- _Instructions for the task_:
Copy the lines holding the word "source", all of them.

-------

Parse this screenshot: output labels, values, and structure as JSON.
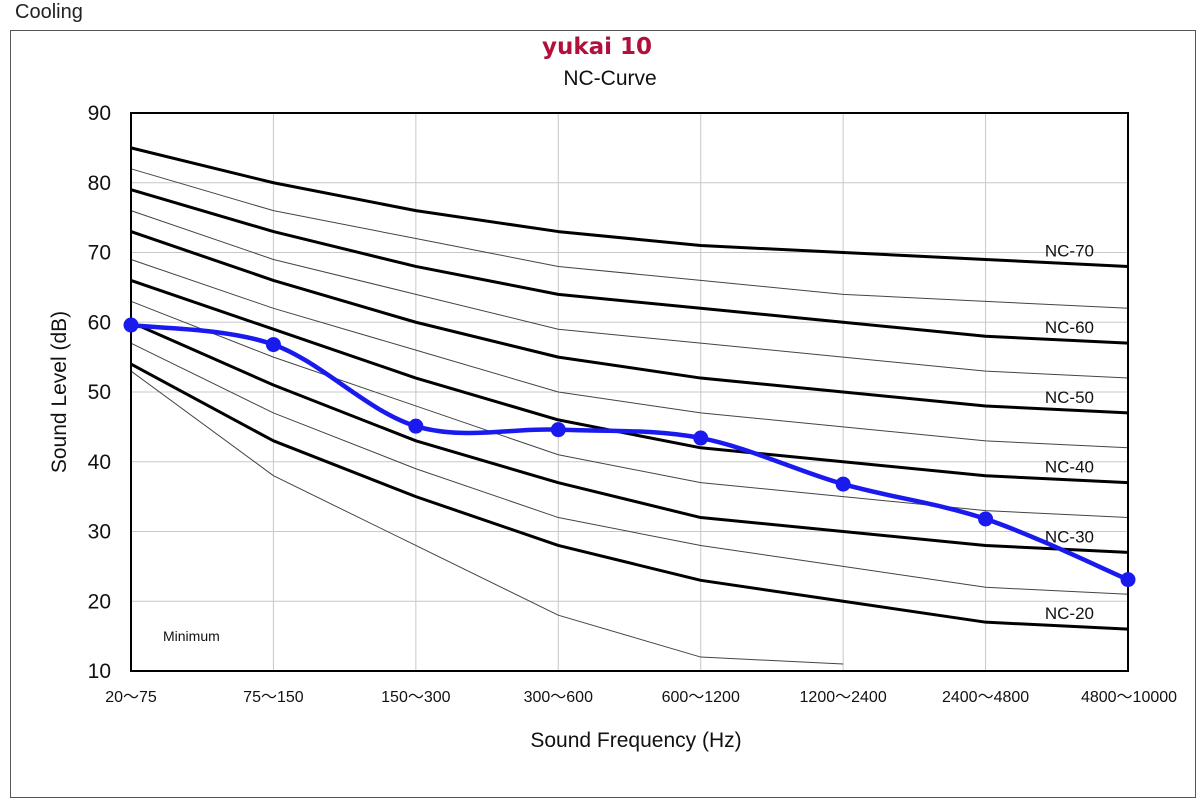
{
  "page_heading": "Cooling",
  "chart_data": {
    "type": "line",
    "title": "yukai 10",
    "subtitle": "NC-Curve",
    "xlabel": "Sound Frequency (Hz)",
    "ylabel": "Sound Level (dB)",
    "ylim": [
      10,
      90
    ],
    "yticks": [
      10,
      20,
      30,
      40,
      50,
      60,
      70,
      80,
      90
    ],
    "categories": [
      "20～75",
      "75～150",
      "150～300",
      "300～600",
      "600～1200",
      "1200～2400",
      "2400～4800",
      "4800～10000"
    ],
    "grid": true,
    "annotation": "Minimum",
    "nc_curves": [
      {
        "name": "NC-70",
        "labeled": true,
        "values": [
          85,
          80,
          76,
          73,
          71,
          70,
          69,
          68
        ]
      },
      {
        "name": "",
        "labeled": false,
        "values": [
          82,
          76,
          72,
          68,
          66,
          64,
          63,
          62
        ]
      },
      {
        "name": "NC-60",
        "labeled": true,
        "values": [
          79,
          73,
          68,
          64,
          62,
          60,
          58,
          57
        ]
      },
      {
        "name": "",
        "labeled": false,
        "values": [
          76,
          69,
          64,
          59,
          57,
          55,
          53,
          52
        ]
      },
      {
        "name": "NC-50",
        "labeled": true,
        "values": [
          73,
          66,
          60,
          55,
          52,
          50,
          48,
          47
        ]
      },
      {
        "name": "",
        "labeled": false,
        "values": [
          69,
          62,
          56,
          50,
          47,
          45,
          43,
          42
        ]
      },
      {
        "name": "NC-40",
        "labeled": true,
        "values": [
          66,
          59,
          52,
          46,
          42,
          40,
          38,
          37
        ]
      },
      {
        "name": "",
        "labeled": false,
        "values": [
          63,
          55,
          48,
          41,
          37,
          35,
          33,
          32
        ]
      },
      {
        "name": "NC-30",
        "labeled": true,
        "values": [
          60,
          51,
          43,
          37,
          32,
          30,
          28,
          27
        ]
      },
      {
        "name": "",
        "labeled": false,
        "values": [
          57,
          47,
          39,
          32,
          28,
          25,
          22,
          21
        ]
      },
      {
        "name": "NC-20",
        "labeled": true,
        "values": [
          54,
          43,
          35,
          28,
          23,
          20,
          17,
          16
        ]
      },
      {
        "name": "",
        "labeled": false,
        "values": [
          53,
          38,
          28,
          18,
          12,
          11,
          null,
          null
        ]
      }
    ],
    "measured": {
      "values": [
        59.6,
        56.8,
        45.1,
        44.6,
        43.4,
        36.8,
        31.8,
        23.1
      ],
      "color": "#1a1aee"
    }
  }
}
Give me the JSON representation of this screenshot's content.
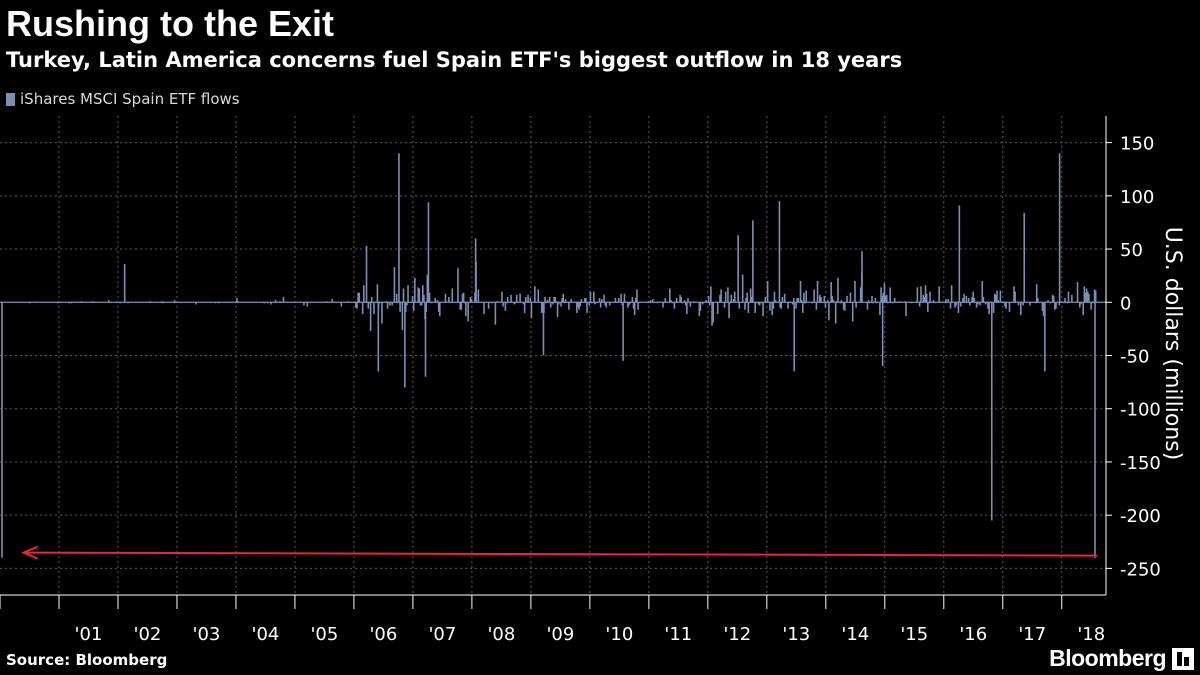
{
  "header": {
    "title": "Rushing to the Exit",
    "subtitle": "Turkey, Latin America concerns fuel Spain ETF's biggest outflow in 18 years"
  },
  "footer": {
    "source": "Source: Bloomberg",
    "brand": "Bloomberg"
  },
  "colors": {
    "background": "#000000",
    "bars": "#7b8fb2",
    "grid": "#5a5a5a",
    "arrow": "#e8283a",
    "text": "#ffffff"
  },
  "chart_data": {
    "type": "bar",
    "legend": "iShares MSCI Spain ETF flows",
    "legend_position": "top-left",
    "ylabel": "U.S. dollars (millions)",
    "ylim": [
      -275,
      175
    ],
    "y_ticks": [
      150,
      100,
      50,
      0,
      -50,
      -100,
      -150,
      -200,
      -250
    ],
    "y_tick_labels": [
      "150",
      "100",
      "50",
      "0",
      "-50",
      "-100",
      "-150",
      "-200",
      "-250"
    ],
    "x_range": [
      2000.0,
      2018.75
    ],
    "x_tick_labels": [
      "'01",
      "'02",
      "'03",
      "'04",
      "'05",
      "'06",
      "'07",
      "'08",
      "'09",
      "'10",
      "'11",
      "'12",
      "'13",
      "'14",
      "'15",
      "'16",
      "'17",
      "'18"
    ],
    "x_tick_positions": [
      2001,
      2002,
      2003,
      2004,
      2005,
      2006,
      2007,
      2008,
      2009,
      2010,
      2011,
      2012,
      2013,
      2014,
      2015,
      2016,
      2017,
      2018
    ],
    "grid": true,
    "annotation": {
      "type": "arrow",
      "from": [
        2018.6,
        -238
      ],
      "to": [
        2000.4,
        -238
      ],
      "text": ""
    },
    "notable_points": [
      {
        "x": 2000.02,
        "y": -240
      },
      {
        "x": 2002.1,
        "y": 36
      },
      {
        "x": 2006.2,
        "y": 53
      },
      {
        "x": 2006.4,
        "y": -65
      },
      {
        "x": 2006.75,
        "y": 140
      },
      {
        "x": 2006.85,
        "y": -80
      },
      {
        "x": 2007.25,
        "y": 94
      },
      {
        "x": 2007.2,
        "y": -70
      },
      {
        "x": 2008.05,
        "y": 60
      },
      {
        "x": 2009.2,
        "y": -50
      },
      {
        "x": 2010.55,
        "y": -55
      },
      {
        "x": 2012.5,
        "y": 63
      },
      {
        "x": 2012.75,
        "y": 77
      },
      {
        "x": 2013.2,
        "y": 95
      },
      {
        "x": 2013.45,
        "y": -65
      },
      {
        "x": 2014.6,
        "y": 48
      },
      {
        "x": 2014.95,
        "y": -60
      },
      {
        "x": 2016.25,
        "y": 91
      },
      {
        "x": 2016.8,
        "y": -205
      },
      {
        "x": 2017.35,
        "y": 84
      },
      {
        "x": 2017.7,
        "y": -65
      },
      {
        "x": 2017.95,
        "y": 140
      },
      {
        "x": 2018.55,
        "y": -240
      }
    ]
  }
}
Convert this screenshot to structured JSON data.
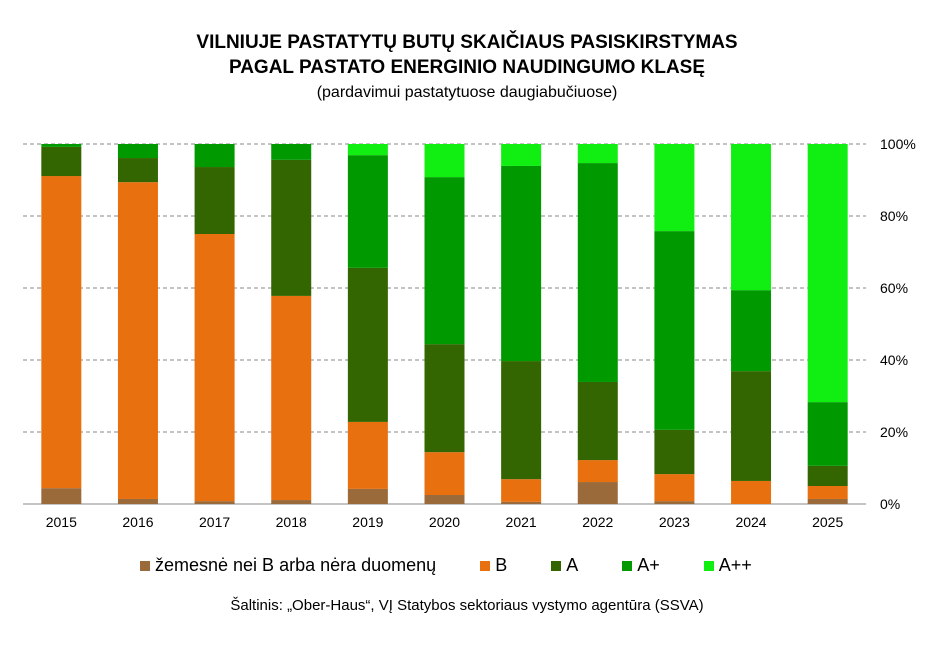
{
  "chart_data": {
    "type": "bar",
    "stacked": true,
    "title": "VILNIUJE PASTATYTŲ BUTŲ SKAIČIAUS PASISKIRSTYMAS",
    "title_line2": "PAGAL PASTATO ENERGINIO NAUDINGUMO KLASĘ",
    "subtitle": "(pardavimui pastatytuose daugiabučiuose)",
    "xlabel": "",
    "ylabel": "",
    "ylim": [
      0,
      100
    ],
    "yticks": [
      "0%",
      "20%",
      "40%",
      "60%",
      "80%",
      "100%"
    ],
    "grid": true,
    "legend_position": "bottom",
    "categories": [
      "2015",
      "2016",
      "2017",
      "2018",
      "2019",
      "2020",
      "2021",
      "2022",
      "2023",
      "2024",
      "2025"
    ],
    "series": [
      {
        "name": "žemesnė nei B arba nėra duomenų",
        "color": "#9b6a3a",
        "values": [
          4.4,
          1.4,
          0.8,
          1.1,
          4.2,
          2.5,
          0.6,
          6.1,
          0.8,
          0,
          1.4
        ]
      },
      {
        "name": "B",
        "color": "#e8700f",
        "values": [
          86.7,
          88,
          74.2,
          56.7,
          18.6,
          11.9,
          6.3,
          6.1,
          7.5,
          6.4,
          3.6
        ]
      },
      {
        "name": "A",
        "color": "#336600",
        "values": [
          8.1,
          6.7,
          18.6,
          37.8,
          42.8,
          30,
          32.8,
          21.7,
          12.3,
          30.5,
          5.6
        ]
      },
      {
        "name": "A+",
        "color": "#009900",
        "values": [
          0.8,
          3.9,
          6.4,
          4.4,
          31.3,
          46.4,
          54.2,
          60.8,
          55.2,
          22.5,
          17.7
        ]
      },
      {
        "name": "A++",
        "color": "#11ee11",
        "values": [
          0,
          0,
          0,
          0,
          3.1,
          9.2,
          6.1,
          5.3,
          24.2,
          40.6,
          71.7
        ]
      }
    ],
    "source": "Šaltinis: „Ober-Haus“, VĮ Statybos sektoriaus vystymo agentūra (SSVA)"
  }
}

-------

- _Task result_:
    "source": "Source: Bloomberg",
    "source": "Šaltinis: „Ober-Haus“, VĮ Statybos sektoriaus vystymo agentūra (SSVA)"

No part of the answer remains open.